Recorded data
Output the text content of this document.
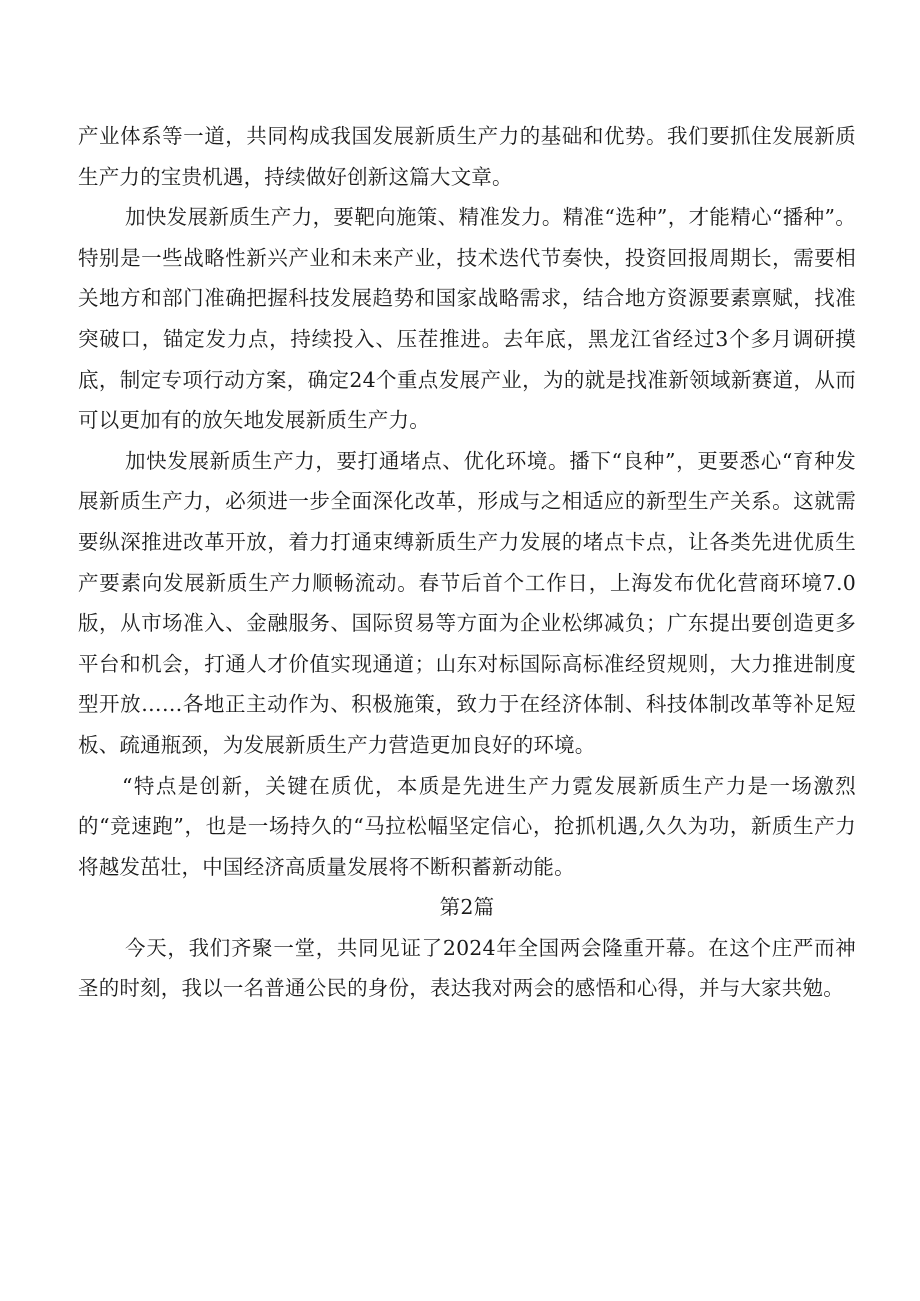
产业体系等一道，共同构成我国发展新质生产力的基础和优势。我们要抓住发展新质生产力的宝贵机遇，持续做好创新这篇大文章。

加快发展新质生产力，要靶向施策、精准发力。精准“选种”，才能精心“播种”。特别是一些战略性新兴产业和未来产业，技术迭代节奏快，投资回报周期长，需要相关地方和部门准确把握科技发展趋势和国家战略需求，结合地方资源要素禀赋，找准突破口，锚定发力点，持续投入、压茬推进。去年底，黑龙江省经过3个多月调研摸底，制定专项行动方案，确定24个重点发展产业，为的就是找准新领域新赛道，从而可以更加有的放矢地发展新质生产力。

加快发展新质生产力，要打通堵点、优化环境。播下“良种”，更要悉心“育种发展新质生产力，必须进一步全面深化改革，形成与之相适应的新型生产关系。这就需要纵深推进改革开放，着力打通束缚新质生产力发展的堵点卡点，让各类先进优质生产要素向发展新质生产力顺畅流动。春节后首个工作日，上海发布优化营商环境7.0版，从市场准入、金融服务、国际贸易等方面为企业松绑减负；广东提出要创造更多平台和机会，打通人才价值实现通道；山东对标国际高标准经贸规则，大力推进制度型开放……各地正主动作为、积极施策，致力于在经济体制、科技体制改革等补足短板、疏通瓶颈，为发展新质生产力营造更加良好的环境。

“特点是创新，关键在质优，本质是先进生产力霓发展新质生产力是一场激烈的“竞速跑”，也是一场持久的“马拉松幅坚定信心，抢抓机遇,久久为功，新质生产力将越发茁壮，中国经济高质量发展将不断积蓄新动能。

第2篇

今天，我们齐聚一堂，共同见证了2024年全国两会隆重开幕。在这个庄严而神圣的时刻，我以一名普通公民的身份，表达我对两会的感悟和心得，并与大家共勉。
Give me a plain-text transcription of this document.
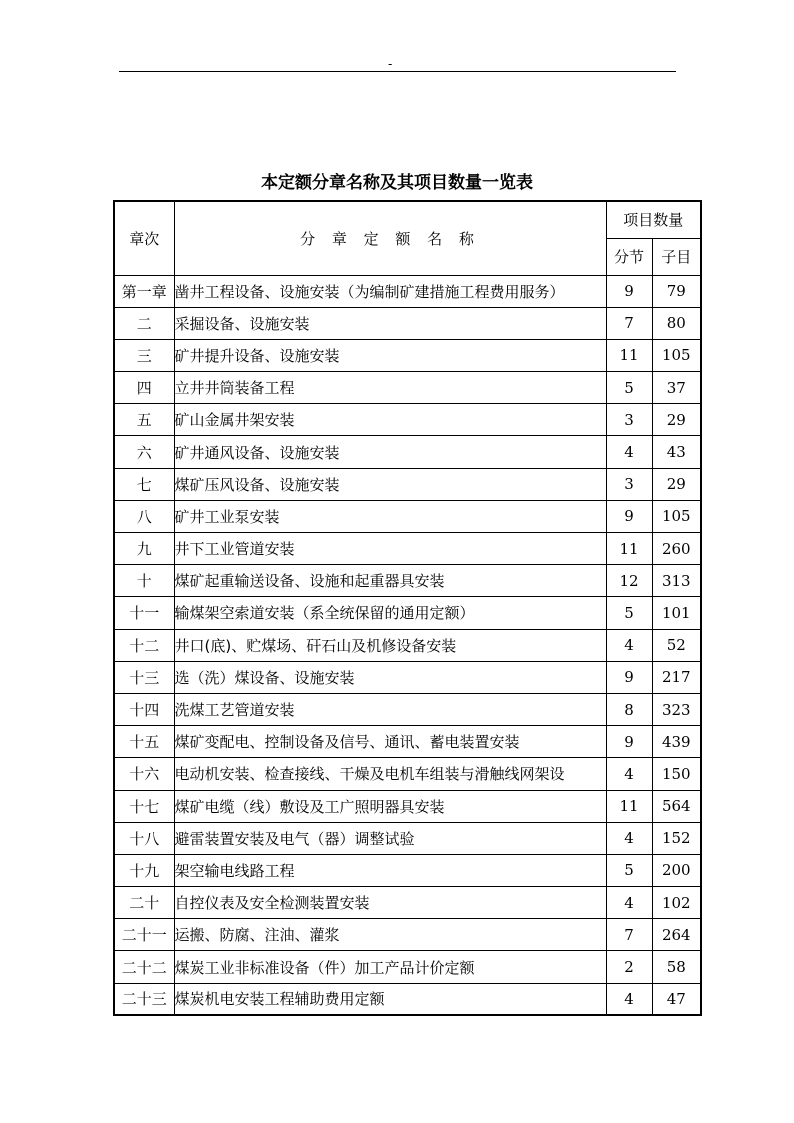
-
本定额分章名称及其项目数量一览表
章次	分 章 定 额 名 称	项目数量	
		分节	子目
第一章	凿井工程设备、设施安装（为编制矿建措施工程费用服务）	9	79
二	采掘设备、设施安装	7	80
三	矿井提升设备、设施安装	11	105
四	立井井筒装备工程	5	37
五	矿山金属井架安装	3	29
六	矿井通风设备、设施安装	4	43
七	煤矿压风设备、设施安装	3	29
八	矿井工业泵安装	9	105
九	井下工业管道安装	11	260
十	煤矿起重输送设备、设施和起重器具安装	12	313
十一	输煤架空索道安装（系全统保留的通用定额）	5	101
十二	井口(底)、贮煤场、矸石山及机修设备安装	4	52
十三	选（洗）煤设备、设施安装	9	217
十四	洗煤工艺管道安装	8	323
十五	煤矿变配电、控制设备及信号、通讯、蓄电装置安装	9	439
十六	电动机安装、检查接线、干燥及电机车组装与滑触线网架设	4	150
十七	煤矿电缆（线）敷设及工广照明器具安装	11	564
十八	避雷装置安装及电气（器）调整试验	4	152
十九	架空输电线路工程	5	200
二十	自控仪表及安全检测装置安装	4	102
二十一	运搬、防腐、注油、灌浆	7	264
二十二	煤炭工业非标准设备（件）加工产品计价定额	2	58
二十三	煤炭机电安装工程辅助费用定额	4	47
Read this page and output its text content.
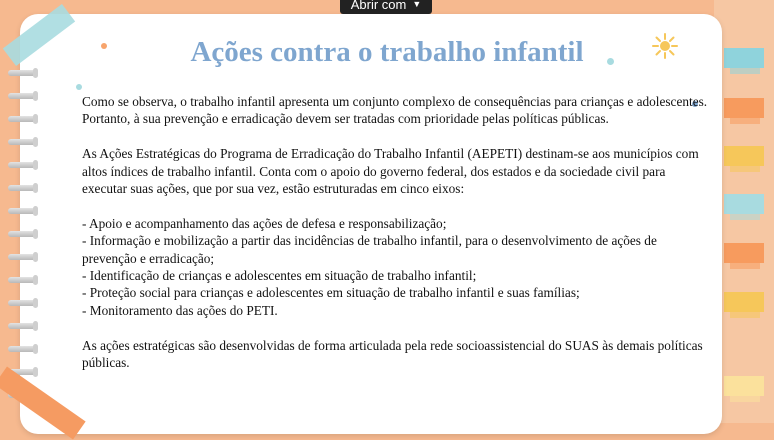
Abrir com ▼
Ações contra o trabalho infantil

Como se observa, o trabalho infantil apresenta um conjunto complexo de consequências para crianças e adolescentes. Portanto, à sua prevenção e erradicação devem ser tratadas com prioridade pelas políticas públicas.

As Ações Estratégicas do Programa de Erradicação do Trabalho Infantil (AEPETI) destinam-se aos municípios com altos índices de trabalho infantil. Conta com o apoio do governo federal, dos estados e da sociedade civil para executar suas ações, que por sua vez, estão estruturadas em cinco eixos:

- Apoio e acompanhamento das ações de defesa e responsabilização;

- Informação e mobilização a partir das incidências de trabalho infantil, para o desenvolvimento de ações de prevenção e erradicação;

- Identificação de crianças e adolescentes em situação de trabalho infantil;

- Proteção social para crianças e adolescentes em situação de trabalho infantil e suas famílias;

- Monitoramento das ações do PETI.

As ações estratégicas são desenvolvidas de forma articulada pela rede socioassistencial do SUAS às demais políticas públicas.
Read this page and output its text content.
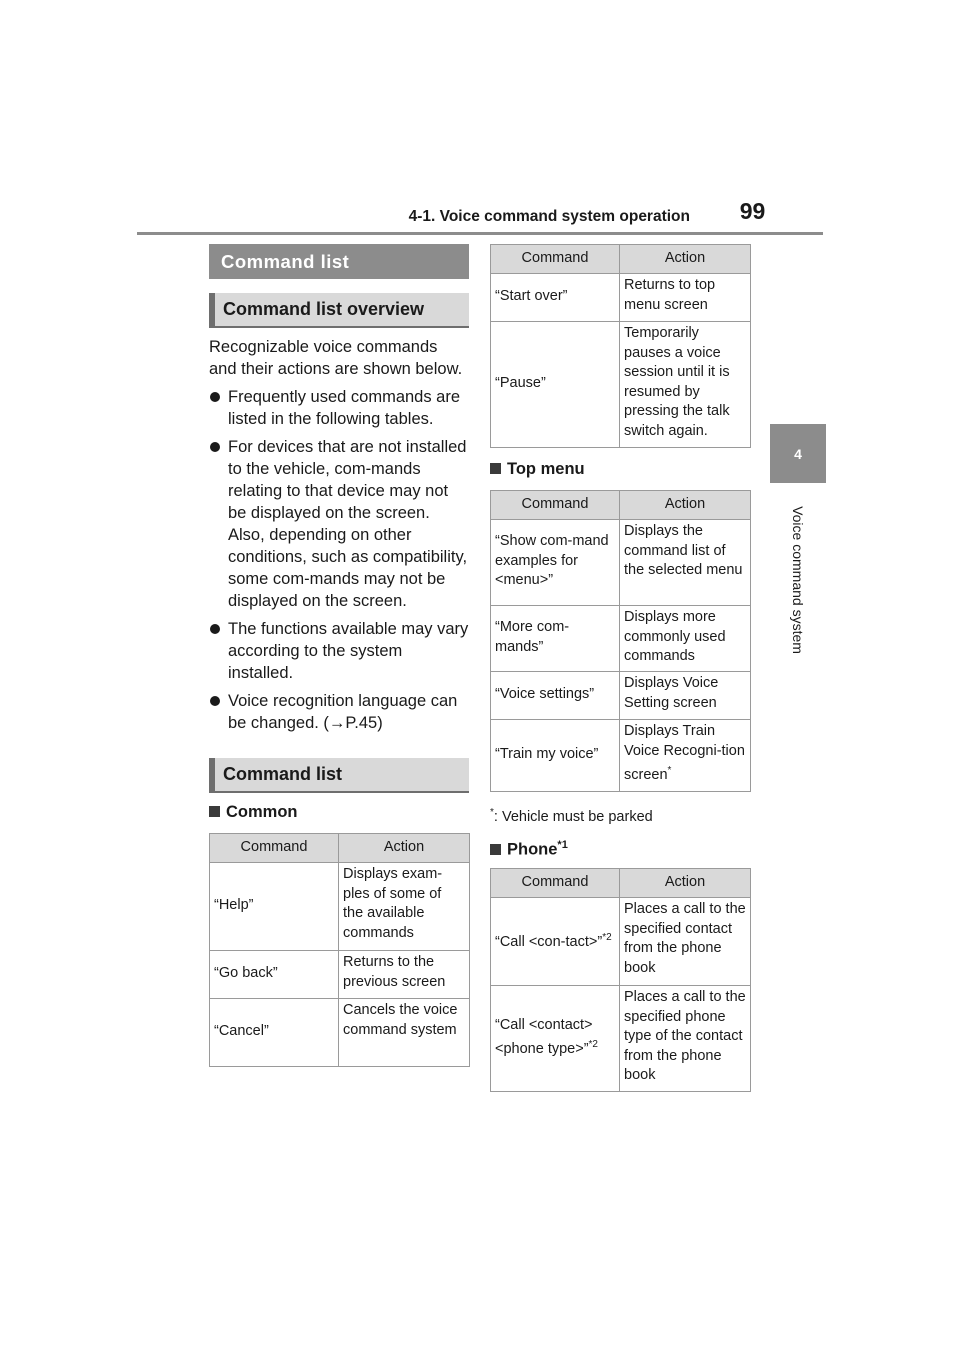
4-1. Voice command system operation	99
4
Voice command system
Command list
Command list overview
Recognizable voice commands and their actions are shown below.
Frequently used commands are listed in the following tables.
For devices that are not installed to the vehicle, com-mands relating to that device may not be displayed on the screen. Also, depending on other conditions, such as compatibility, some com-mands may not be displayed on the screen.
The functions available may vary according to the system installed.
Voice recognition language can be changed. (→P.45)
Command list
Common
Command	Action
“Help”	Displays exam-ples of some of the available commands
“Go back”	Returns to the previous screen
“Cancel”	Cancels the voice command system
Command	Action
“Start over”	Returns to top menu screen
“Pause”	Temporarily pauses a voice session until it is resumed by pressing the talk switch again.
Top menu
Command	Action
“Show com-mand examples for <menu>”	Displays the command list of the selected menu
“More com-mands”	Displays more commonly used commands
“Voice settings”	Displays Voice Setting screen
“Train my voice”	Displays Train Voice Recogni-tion screen*
*: Vehicle must be parked
Phone$^{*1}$
Command	Action
“Call <con-tact>”$^{*2}$	Places a call to the specified contact from the phone book
“Call <contact> <phone type>”$^{*2}$	Places a call to the specified phone type of the contact from the phone book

Instructions for the task
Print all of the records shown above exactly, leaving out each picture.

Solution for this problem
Output the text content of this document.
产业体系等一道，共同构成我国发展新质生产力的基础和优势。我们要抓住发展新质生产力的宝贵机遇，持续做好创新这篇大文章。

加快发展新质生产力，要靶向施策、精准发力。精准“选种”，才能精心“播种”。特别是一些战略性新兴产业和未来产业，技术迭代节奏快，投资回报周期长，需要相关地方和部门准确把握科技发展趋势和国家战略需求，结合地方资源要素禀赋，找准突破口，锚定发力点，持续投入、压茬推进。去年底，黑龙江省经过3个多月调研摸底，制定专项行动方案，确定24个重点发展产业，为的就是找准新领域新赛道，从而可以更加有的放矢地发展新质生产力。

加快发展新质生产力，要打通堵点、优化环境。播下“良种”，更要悉心“育种发展新质生产力，必须进一步全面深化改革，形成与之相适应的新型生产关系。这就需要纵深推进改革开放，着力打通束缚新质生产力发展的堵点卡点，让各类先进优质生产要素向发展新质生产力顺畅流动。春节后首个工作日，上海发布优化营商环境7.0版，从市场准入、金融服务、国际贸易等方面为企业松绑减负；广东提出要创造更多平台和机会，打通人才价值实现通道；山东对标国际高标准经贸规则，大力推进制度型开放……各地正主动作为、积极施策，致力于在经济体制、科技体制改革等补足短板、疏通瓶颈，为发展新质生产力营造更加良好的环境。

“特点是创新，关键在质优，本质是先进生产力霓发展新质生产力是一场激烈的“竞速跑”，也是一场持久的“马拉松幅坚定信心，抢抓机遇,久久为功，新质生产力将越发茁壮，中国经济高质量发展将不断积蓄新动能。

第2篇

今天，我们齐聚一堂，共同见证了2024年全国两会隆重开幕。在这个庄严而神圣的时刻，我以一名普通公民的身份，表达我对两会的感悟和心得，并与大家共勉。
Give me a plain-text transcription of this document.
-
本定额分章名称及其项目数量一览表
章次	分 章 定 额 名 称	项目数量	
		分节	子目
第一章	凿井工程设备、设施安装（为编制矿建措施工程费用服务）	9	79
二	采掘设备、设施安装	7	80
三	矿井提升设备、设施安装	11	105
四	立井井筒装备工程	5	37
五	矿山金属井架安装	3	29
六	矿井通风设备、设施安装	4	43
七	煤矿压风设备、设施安装	3	29
八	矿井工业泵安装	9	105
九	井下工业管道安装	11	260
十	煤矿起重输送设备、设施和起重器具安装	12	313
十一	输煤架空索道安装（系全统保留的通用定额）	5	101
十二	井口(底)、贮煤场、矸石山及机修设备安装	4	52
十三	选（洗）煤设备、设施安装	9	217
十四	洗煤工艺管道安装	8	323
十五	煤矿变配电、控制设备及信号、通讯、蓄电装置安装	9	439
十六	电动机安装、检查接线、干燥及电机车组装与滑触线网架设	4	150
十七	煤矿电缆（线）敷设及工广照明器具安装	11	564
十八	避雷装置安装及电气（器）调整试验	4	152
十九	架空输电线路工程	5	200
二十	自控仪表及安全检测装置安装	4	102
二十一	运搬、防腐、注油、灌浆	7	264
二十二	煤炭工业非标准设备（件）加工产品计价定额	2	58
二十三	煤炭机电安装工程辅助费用定额	4	47
Read this page and output its text content.
Abrir com ▼
Ações contra o trabalho infantil

Como se observa, o trabalho infantil apresenta um conjunto complexo de consequências para crianças e adolescentes. Portanto, à sua prevenção e erradicação devem ser tratadas com prioridade pelas políticas públicas.

As Ações Estratégicas do Programa de Erradicação do Trabalho Infantil (AEPETI) destinam-se aos municípios com altos índices de trabalho infantil. Conta com o apoio do governo federal, dos estados e da sociedade civil para executar suas ações, que por sua vez, estão estruturadas em cinco eixos:

- Apoio e acompanhamento das ações de defesa e responsabilização;

- Informação e mobilização a partir das incidências de trabalho infantil, para o desenvolvimento de ações de prevenção e erradicação;

- Identificação de crianças e adolescentes em situação de trabalho infantil;

- Proteção social para crianças e adolescentes em situação de trabalho infantil e suas famílias;

- Monitoramento das ações do PETI.

As ações estratégicas são desenvolvidas de forma articulada pela rede socioassistencial do SUAS às demais políticas públicas.
Read this page and output its text content.
4-1. Voice command system operation	99
4
Voice command system
Command list
Command list overview
Recognizable voice commands and their actions are shown below.
Frequently used commands are listed in the following tables.
For devices that are not installed to the vehicle, com-mands relating to that device may not be displayed on the screen. Also, depending on other conditions, such as compatibility, some com-mands may not be displayed on the screen.
The functions available may vary according to the system installed.
Voice recognition language can be changed. (→P.45)
Command list
Common
Command	Action
“Help”	Displays exam-ples of some of the available commands
“Go back”	Returns to the previous screen
“Cancel”	Cancels the voice command system
Command	Action
“Start over”	Returns to top menu screen
“Pause”	Temporarily pauses a voice session until it is resumed by pressing the talk switch again.
Top menu
Command	Action
“Show com-mand examples for <menu>”	Displays the command list of the selected menu
“More com-mands”	Displays more commonly used commands
“Voice settings”	Displays Voice Setting screen
“Train my voice”	Displays Train Voice Recogni-tion screen*
*: Vehicle must be parked
Phone$^{*1}$
Command	Action
“Call <con-tact>”$^{*2}$	Places a call to the specified contact from the phone book
“Call <contact> <phone type>”$^{*2}$	Places a call to the specified phone type of the contact from the phone book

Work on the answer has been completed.